§ Direction: Return every record verbatim.

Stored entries
----------------

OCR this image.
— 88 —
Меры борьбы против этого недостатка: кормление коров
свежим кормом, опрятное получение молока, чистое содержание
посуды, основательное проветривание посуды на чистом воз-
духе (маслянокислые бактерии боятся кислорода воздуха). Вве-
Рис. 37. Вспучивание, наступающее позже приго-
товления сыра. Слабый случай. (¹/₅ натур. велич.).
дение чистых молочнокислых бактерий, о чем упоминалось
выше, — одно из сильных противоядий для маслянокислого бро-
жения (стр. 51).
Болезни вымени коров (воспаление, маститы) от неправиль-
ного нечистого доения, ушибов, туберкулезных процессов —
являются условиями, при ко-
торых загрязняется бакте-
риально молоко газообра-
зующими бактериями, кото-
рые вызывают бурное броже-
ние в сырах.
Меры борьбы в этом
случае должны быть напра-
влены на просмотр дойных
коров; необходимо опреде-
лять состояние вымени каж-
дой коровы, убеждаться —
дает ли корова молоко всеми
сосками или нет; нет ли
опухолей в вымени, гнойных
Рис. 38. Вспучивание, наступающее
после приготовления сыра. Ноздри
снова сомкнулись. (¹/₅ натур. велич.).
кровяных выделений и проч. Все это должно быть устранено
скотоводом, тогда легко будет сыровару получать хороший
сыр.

----------------

§ Full solution:
OCR this image.
— 88 —
Меры борьбы против этого недостатка: кормление коров
свежим кормом, опрятное получение молока, чистое содержание
посуды, основательное проветривание посуды на чистом воз-
духе (маслянокислые бактерии боятся кислорода воздуха). Вве-
Рис. 37. Вспучивание, наступающее позже приго-
товления сыра. Слабый случай. (¹/₅ натур. велич.).
дение чистых молочнокислых бактерий, о чем упоминалось
выше, — одно из сильных противоядий для маслянокислого бро-
жения (стр. 51).
Болезни вымени коров (воспаление, маститы) от неправиль-
ного нечистого доения, ушибов, туберкулезных процессов —
являются условиями, при ко-
торых загрязняется бакте-
риально молоко газообра-
зующими бактериями, кото-
рые вызывают бурное броже-
ние в сырах.
Меры борьбы в этом
случае должны быть напра-
влены на просмотр дойных
коров; необходимо опреде-
лять состояние вымени каж-
дой коровы, убеждаться —
дает ли корова молоко всеми
сосками или нет; нет ли
опухолей в вымени, гнойных
Рис. 38. Вспучивание, наступающее
после приготовления сыра. Ноздри
снова сомкнулись. (¹/₅ натур. велич.).
кровяных выделений и проч. Все это должно быть устранено
скотоводом, тогда легко будет сыровару получать хороший
сыр.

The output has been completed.